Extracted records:
** BEGIN **

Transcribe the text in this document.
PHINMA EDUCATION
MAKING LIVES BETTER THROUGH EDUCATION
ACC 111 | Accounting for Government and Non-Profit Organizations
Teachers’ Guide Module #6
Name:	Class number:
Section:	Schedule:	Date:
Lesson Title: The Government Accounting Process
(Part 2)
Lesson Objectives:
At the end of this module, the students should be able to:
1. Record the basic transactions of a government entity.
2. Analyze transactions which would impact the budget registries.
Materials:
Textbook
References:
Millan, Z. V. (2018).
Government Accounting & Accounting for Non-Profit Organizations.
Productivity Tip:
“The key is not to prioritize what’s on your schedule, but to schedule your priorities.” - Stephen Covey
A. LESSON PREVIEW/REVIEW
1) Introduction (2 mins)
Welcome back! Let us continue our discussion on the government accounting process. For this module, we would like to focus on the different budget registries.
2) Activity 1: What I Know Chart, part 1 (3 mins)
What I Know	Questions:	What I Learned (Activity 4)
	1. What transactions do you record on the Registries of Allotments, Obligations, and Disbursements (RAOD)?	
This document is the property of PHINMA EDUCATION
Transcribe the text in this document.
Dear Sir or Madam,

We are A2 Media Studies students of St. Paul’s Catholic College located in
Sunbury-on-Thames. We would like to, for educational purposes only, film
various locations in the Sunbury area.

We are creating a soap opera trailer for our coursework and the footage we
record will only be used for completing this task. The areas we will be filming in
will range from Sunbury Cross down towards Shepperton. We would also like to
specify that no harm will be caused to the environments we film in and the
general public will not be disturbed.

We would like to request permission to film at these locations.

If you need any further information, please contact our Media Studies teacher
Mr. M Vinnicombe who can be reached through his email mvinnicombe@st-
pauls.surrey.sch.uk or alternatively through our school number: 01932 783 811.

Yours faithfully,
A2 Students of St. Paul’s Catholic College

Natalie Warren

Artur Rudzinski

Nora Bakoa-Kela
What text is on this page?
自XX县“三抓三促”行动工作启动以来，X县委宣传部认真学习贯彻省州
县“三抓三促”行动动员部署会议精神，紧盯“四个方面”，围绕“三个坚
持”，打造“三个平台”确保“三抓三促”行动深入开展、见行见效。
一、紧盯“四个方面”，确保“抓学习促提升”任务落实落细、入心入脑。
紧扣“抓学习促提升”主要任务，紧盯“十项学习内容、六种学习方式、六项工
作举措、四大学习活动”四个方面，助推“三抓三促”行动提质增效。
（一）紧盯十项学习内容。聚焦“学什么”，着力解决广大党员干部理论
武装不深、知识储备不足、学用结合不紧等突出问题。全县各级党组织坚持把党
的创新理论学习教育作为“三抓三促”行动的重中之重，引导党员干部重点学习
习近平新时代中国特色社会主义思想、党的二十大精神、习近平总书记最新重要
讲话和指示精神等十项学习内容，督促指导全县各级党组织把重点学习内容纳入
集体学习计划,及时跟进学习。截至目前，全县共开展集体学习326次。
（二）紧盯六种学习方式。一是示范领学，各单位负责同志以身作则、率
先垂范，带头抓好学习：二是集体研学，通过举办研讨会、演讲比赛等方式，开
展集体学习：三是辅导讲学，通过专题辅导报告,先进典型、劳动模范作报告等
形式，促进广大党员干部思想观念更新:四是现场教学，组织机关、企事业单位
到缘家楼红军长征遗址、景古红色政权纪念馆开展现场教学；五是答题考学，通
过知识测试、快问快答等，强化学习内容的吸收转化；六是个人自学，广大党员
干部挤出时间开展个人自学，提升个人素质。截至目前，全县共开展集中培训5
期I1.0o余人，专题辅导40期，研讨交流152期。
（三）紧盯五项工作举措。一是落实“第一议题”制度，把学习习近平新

** END **

Select all lines in the listing that include the word "Organizations".

ACC 111 | Accounting for Government and Non-Profit Organizations
Government Accounting & Accounting for Non-Profit Organizations.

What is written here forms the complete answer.